§ **EXERCICES À COMPLÉTER**
1. D'après le texte sur Unéo, de la fusion de quelles mutuelles Unéo est-elle née en 2008 ?
2. Poursuivez le texte sur Unéo à partir de sa dernière phrase.

==== EXTRAIT DU TEXTE ====

Unéo (la complémentaire santé des militaires, ndlr) est née en 2008 de la fusion des trois mutuelles de la défense : la caisse nationale du gendarme (CNG), la mutuelle nationale militaire (MNM) et la mutuelle de l’armée de l’Air (MAA). Elle est sensée assurer la protection sociale complémentaire (de la caisse militaire de sécurité sociale) du personnel militaire et civil des armées (90%). En 2016, elle rejoint le pôle de protection sociale sécurité-défense Unéopôle avec la mutuelle de la Police et la GMF des fonctionnaires.
Mais petit à petit, Unéo va devenir… une assurance également, au travers de son volet “prévoyance”. Le résultat ? Les militaires ayant souscrit un contrat à partir de 2011 voient leur contrat “référencé” plus avantageux que ceux l’ayant signé avant. Pour ces derniers, aucun avertissement ne leur est fait sur cet aspect inégal. Comment cela va-t-il finir par se savoir ? Par le décès des uns et des autres… parfois en même temps : la famille de l’un est mieux remboursée que celle du camarade d’à côté.
Le commandement va donc inciter les plus anciens à basculer leur contrat vers la nouvelle mouture pour être mieux protégés. C’est là que la machine administrative (infernale) se met en marche : la cellule médicale d’Unéo va envoyer aux intéressés un questionnaire médical où ils doivent indiquer d’éventuelles blessures et séquelles survenues en service. De bonne foi, nombre de ces soldats servant déjà depuis plusieurs décennies ont donc indiqué leurs vieilles pathologies. La réponse ? Unéo a non seulement majoré (augmenté) leur prime mais leur a demandé de signer un document leur faisant reconnaître qu’ils ne seraient plus couverts pour les accidents futurs survenant sur des parties du corps déjà touchées !

==== LISTING FOURNI ====

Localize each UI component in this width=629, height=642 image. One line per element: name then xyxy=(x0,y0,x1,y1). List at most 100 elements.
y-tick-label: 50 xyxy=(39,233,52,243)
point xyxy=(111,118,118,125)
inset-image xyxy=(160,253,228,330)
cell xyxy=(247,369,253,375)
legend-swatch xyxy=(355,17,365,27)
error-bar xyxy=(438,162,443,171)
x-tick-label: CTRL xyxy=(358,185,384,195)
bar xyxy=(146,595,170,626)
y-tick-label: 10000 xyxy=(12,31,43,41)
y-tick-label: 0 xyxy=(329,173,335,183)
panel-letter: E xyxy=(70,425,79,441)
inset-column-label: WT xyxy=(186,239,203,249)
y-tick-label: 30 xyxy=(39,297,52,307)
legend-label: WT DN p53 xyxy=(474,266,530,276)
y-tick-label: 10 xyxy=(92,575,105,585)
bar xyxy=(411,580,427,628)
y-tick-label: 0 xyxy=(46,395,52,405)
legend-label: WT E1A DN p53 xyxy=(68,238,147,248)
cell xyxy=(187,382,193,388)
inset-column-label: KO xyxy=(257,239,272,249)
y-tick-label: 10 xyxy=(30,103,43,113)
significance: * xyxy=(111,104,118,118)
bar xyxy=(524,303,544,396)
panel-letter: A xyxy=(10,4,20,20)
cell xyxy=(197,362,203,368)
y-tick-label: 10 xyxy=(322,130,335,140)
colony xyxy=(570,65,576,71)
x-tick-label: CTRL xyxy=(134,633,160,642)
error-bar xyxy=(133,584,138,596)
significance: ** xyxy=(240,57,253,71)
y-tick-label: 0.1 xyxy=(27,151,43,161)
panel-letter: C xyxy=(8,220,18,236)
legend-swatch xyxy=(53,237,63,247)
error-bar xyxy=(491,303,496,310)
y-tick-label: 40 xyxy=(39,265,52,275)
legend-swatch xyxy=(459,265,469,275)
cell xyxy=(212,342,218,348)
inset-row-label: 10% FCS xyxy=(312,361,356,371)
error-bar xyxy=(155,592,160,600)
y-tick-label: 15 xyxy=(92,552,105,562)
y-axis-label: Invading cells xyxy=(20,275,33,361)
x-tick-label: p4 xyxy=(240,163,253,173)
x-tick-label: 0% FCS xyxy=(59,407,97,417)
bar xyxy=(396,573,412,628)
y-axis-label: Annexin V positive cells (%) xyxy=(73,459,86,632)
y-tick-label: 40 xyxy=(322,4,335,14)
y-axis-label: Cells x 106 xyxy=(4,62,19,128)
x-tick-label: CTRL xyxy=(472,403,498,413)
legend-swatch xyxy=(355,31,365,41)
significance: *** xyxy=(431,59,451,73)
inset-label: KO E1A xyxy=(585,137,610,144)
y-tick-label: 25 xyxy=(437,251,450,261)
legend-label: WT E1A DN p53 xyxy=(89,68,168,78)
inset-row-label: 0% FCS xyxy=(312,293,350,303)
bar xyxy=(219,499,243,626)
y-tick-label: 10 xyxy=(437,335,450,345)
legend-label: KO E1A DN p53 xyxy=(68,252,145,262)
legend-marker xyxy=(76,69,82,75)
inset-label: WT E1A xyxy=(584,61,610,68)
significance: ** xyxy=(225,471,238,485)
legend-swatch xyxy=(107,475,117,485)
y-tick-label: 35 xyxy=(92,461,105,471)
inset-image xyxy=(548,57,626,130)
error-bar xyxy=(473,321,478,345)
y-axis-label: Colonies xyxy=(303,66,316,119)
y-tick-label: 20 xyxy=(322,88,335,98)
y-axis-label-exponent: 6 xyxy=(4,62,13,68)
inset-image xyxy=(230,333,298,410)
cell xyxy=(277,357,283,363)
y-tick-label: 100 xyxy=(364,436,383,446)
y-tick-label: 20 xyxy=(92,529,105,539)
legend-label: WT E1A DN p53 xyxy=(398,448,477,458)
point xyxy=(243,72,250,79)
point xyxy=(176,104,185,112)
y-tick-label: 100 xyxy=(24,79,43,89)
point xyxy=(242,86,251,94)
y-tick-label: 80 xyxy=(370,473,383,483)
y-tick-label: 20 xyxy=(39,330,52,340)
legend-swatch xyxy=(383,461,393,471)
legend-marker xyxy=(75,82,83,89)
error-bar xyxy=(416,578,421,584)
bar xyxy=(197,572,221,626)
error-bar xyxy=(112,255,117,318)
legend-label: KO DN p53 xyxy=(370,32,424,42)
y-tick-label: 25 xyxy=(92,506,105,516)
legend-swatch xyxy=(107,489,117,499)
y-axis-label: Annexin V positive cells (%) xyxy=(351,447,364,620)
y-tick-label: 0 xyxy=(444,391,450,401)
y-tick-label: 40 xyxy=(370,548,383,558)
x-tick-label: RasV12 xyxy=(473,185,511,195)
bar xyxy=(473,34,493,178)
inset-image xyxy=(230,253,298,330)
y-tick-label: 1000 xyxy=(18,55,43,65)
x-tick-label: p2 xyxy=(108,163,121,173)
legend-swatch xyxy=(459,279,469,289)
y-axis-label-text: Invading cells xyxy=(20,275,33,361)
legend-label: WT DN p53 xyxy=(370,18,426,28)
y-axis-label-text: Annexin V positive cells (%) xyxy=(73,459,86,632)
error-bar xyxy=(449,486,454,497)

====

§ **CORRIGÉS**
1. De la caisse nationale du gendarme (CNG), de la mutuelle nationale militaire (MNM) et de la mutuelle de l'armée de l'Air (MAA).

2.
En gros, perdre le genou droit lors d’un grave accident à l’issue de cet avenant ne sera pas pris en compte si vous avez eu une entorse au même endroit dix ans plus tôt, avec quelques séances de kiné à la clef ! C’est, selon le jargon de la cellule, le “risque assurantiel” qui intervient… vous avez une fragilité antérieure qui peut être éventuellement à l’origine de la nouvelle invalidité. Double peine donc, payer plus et ne plus être totalement couvert… pour des hommes et femmes servant ce pays dans des conditions parfois extrêmement rugueuses (loin d’un bureau climatisé ou chauffé, derrière un clavier d’ordinateur), quand le premier migrant venu bénéficie désormais de la solidarité nationale !
Cerise sur le gâteau, si le ministère des Armées avait autorisé depuis 2018 les militaires à se tourner vers la concurrence, ce sera terminé le 1er janvier 2025. Unéo sera obligatoire pour tous ! Serait-ce sa mauvaise gestion qui inciterait le gouvernement à “sauver le soldat Unéo” en ne laissant pas le choix de la souscription à ses soldats ?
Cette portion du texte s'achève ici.